Pick out every line of the entries below where "this" occurs, and copy those lines.

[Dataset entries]
+--

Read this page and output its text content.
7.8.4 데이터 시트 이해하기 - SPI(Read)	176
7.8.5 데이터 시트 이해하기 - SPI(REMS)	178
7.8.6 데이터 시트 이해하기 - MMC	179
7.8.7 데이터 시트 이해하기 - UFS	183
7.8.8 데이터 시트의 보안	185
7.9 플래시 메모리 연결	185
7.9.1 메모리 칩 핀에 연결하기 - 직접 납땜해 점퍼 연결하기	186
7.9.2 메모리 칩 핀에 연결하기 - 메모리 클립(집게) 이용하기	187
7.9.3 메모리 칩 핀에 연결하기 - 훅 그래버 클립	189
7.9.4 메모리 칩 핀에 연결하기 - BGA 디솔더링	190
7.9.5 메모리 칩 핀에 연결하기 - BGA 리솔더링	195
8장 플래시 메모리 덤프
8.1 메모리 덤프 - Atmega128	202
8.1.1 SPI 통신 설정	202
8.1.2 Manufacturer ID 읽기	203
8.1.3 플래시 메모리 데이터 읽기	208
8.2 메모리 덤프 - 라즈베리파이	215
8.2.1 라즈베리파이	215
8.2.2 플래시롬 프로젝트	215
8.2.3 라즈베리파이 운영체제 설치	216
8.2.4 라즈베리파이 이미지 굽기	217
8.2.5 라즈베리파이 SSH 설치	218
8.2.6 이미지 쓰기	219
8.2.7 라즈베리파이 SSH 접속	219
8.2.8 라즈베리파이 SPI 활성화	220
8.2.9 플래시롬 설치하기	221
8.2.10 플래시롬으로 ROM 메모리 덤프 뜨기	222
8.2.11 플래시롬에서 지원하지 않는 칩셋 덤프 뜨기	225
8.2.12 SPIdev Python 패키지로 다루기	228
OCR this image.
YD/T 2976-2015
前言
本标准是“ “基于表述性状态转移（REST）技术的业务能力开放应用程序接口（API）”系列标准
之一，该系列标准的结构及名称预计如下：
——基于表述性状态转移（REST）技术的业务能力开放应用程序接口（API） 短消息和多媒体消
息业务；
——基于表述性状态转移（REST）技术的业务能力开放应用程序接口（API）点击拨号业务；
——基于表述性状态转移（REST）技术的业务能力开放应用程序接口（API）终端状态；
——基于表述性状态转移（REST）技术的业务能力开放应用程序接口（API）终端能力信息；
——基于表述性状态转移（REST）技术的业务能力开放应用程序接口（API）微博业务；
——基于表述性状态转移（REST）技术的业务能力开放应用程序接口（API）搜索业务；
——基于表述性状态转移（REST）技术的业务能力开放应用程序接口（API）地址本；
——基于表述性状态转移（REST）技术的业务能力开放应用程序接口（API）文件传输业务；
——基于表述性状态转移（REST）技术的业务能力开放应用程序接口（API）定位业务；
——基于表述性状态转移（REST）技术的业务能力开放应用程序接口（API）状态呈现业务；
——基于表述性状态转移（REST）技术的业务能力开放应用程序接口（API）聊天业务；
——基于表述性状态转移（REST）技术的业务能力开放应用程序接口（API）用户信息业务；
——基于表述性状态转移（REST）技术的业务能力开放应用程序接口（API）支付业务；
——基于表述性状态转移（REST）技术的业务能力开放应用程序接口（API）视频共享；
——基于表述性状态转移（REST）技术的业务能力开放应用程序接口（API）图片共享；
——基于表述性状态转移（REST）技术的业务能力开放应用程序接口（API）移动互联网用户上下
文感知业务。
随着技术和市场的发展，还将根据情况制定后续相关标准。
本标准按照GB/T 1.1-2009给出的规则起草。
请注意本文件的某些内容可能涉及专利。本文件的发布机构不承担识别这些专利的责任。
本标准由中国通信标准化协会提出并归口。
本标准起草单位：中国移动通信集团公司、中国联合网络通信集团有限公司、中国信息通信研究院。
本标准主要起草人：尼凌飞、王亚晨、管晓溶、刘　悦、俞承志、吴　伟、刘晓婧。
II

+--

RESPONSE:
Read this page and output its text content.
OCR this image.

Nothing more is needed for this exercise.